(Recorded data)
------

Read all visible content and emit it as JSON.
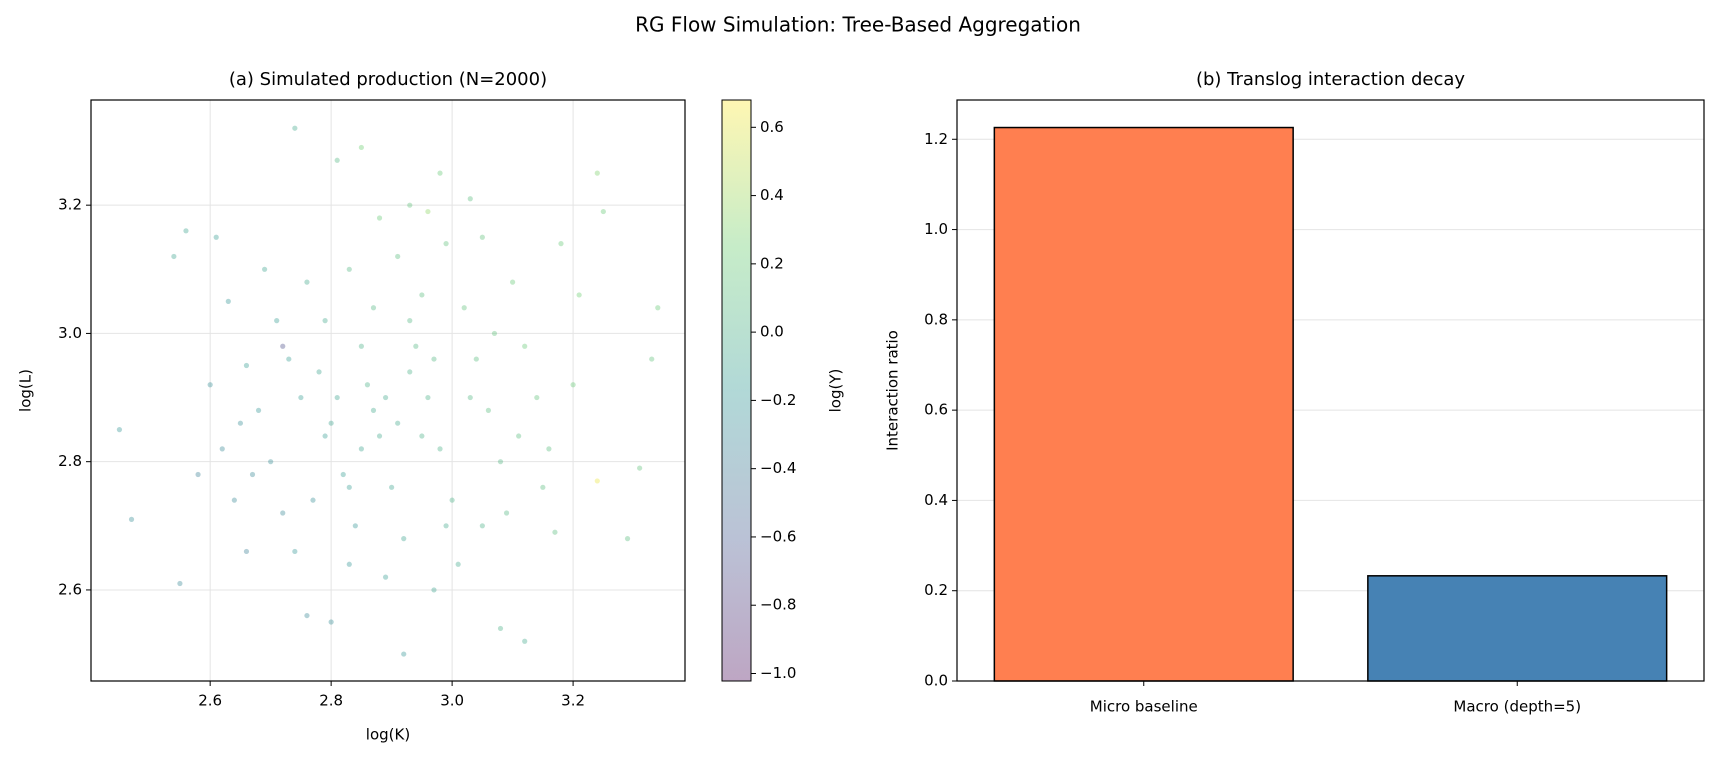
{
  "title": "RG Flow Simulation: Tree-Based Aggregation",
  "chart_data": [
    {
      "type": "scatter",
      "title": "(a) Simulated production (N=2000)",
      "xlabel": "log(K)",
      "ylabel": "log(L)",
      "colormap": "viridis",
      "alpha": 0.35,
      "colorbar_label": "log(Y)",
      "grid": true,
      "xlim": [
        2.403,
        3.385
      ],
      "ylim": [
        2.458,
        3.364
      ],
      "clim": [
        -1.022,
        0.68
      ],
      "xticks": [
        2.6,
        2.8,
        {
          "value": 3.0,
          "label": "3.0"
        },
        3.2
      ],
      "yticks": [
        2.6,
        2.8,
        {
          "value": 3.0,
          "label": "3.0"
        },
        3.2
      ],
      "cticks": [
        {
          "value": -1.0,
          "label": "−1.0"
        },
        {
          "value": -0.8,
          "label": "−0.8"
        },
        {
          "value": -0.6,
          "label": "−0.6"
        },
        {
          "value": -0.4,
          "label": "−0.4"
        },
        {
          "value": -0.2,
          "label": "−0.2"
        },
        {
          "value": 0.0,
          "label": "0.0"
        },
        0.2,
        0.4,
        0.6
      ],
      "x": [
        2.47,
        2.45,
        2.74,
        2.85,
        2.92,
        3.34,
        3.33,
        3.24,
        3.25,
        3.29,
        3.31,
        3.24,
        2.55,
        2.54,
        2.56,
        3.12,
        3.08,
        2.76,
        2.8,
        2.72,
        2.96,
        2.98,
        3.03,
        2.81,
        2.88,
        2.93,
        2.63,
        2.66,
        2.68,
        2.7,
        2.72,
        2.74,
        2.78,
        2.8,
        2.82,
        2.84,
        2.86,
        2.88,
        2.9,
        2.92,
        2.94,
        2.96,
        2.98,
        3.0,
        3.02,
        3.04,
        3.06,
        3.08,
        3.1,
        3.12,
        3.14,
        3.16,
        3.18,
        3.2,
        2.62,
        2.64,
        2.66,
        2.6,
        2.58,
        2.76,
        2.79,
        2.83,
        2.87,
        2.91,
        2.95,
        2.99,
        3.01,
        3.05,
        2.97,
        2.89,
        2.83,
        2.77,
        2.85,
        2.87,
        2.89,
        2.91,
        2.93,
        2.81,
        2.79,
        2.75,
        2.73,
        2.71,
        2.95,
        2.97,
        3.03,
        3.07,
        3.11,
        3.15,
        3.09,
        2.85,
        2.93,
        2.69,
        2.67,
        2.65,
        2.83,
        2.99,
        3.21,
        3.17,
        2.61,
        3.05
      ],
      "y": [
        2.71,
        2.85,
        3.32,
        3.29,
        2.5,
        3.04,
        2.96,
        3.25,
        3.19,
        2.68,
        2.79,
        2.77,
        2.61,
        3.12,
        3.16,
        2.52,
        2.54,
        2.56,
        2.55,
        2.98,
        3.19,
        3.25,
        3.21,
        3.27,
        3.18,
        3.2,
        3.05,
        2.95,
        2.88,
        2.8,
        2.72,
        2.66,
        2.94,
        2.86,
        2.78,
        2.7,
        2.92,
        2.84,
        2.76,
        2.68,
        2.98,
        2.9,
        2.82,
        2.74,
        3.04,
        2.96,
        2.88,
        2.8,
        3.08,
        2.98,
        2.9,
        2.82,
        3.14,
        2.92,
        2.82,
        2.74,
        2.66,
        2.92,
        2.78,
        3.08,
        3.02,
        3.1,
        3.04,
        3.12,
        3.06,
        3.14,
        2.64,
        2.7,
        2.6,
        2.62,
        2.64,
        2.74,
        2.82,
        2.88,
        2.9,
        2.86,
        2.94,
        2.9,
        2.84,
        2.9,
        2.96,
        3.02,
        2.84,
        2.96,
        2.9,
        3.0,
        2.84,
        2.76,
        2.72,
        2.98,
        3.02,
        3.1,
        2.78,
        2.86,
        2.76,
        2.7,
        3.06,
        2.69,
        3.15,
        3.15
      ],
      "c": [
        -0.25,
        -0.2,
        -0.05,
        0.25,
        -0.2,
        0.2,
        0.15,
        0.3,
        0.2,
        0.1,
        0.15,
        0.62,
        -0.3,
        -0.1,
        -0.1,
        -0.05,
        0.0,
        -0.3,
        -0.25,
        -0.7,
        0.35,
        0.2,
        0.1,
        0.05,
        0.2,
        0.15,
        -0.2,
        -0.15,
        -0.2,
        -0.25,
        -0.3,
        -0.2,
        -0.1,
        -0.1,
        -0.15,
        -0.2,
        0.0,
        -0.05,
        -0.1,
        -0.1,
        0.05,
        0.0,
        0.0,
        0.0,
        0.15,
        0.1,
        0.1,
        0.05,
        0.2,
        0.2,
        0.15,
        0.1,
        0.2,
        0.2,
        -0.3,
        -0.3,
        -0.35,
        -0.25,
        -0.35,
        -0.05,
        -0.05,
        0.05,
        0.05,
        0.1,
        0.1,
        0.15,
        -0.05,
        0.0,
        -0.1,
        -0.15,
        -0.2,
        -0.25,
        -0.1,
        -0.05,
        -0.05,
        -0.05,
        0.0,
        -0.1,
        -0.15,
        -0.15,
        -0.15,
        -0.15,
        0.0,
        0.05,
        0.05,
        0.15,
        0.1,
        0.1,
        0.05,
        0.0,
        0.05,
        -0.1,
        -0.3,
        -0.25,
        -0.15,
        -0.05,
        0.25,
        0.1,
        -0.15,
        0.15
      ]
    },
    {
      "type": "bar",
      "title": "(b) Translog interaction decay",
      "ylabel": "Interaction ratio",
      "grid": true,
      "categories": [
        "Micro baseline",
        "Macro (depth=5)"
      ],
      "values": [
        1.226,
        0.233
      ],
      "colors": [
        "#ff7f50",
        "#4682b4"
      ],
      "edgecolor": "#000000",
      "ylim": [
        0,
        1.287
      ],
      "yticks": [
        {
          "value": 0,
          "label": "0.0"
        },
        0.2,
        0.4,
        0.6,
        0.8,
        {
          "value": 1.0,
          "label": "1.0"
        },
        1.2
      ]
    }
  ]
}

------

* _GIVEN PROBLEM_
Reply with nothing but the number of lines in the data above that contain "title".

* _ANSWER TO THIS TASK_
3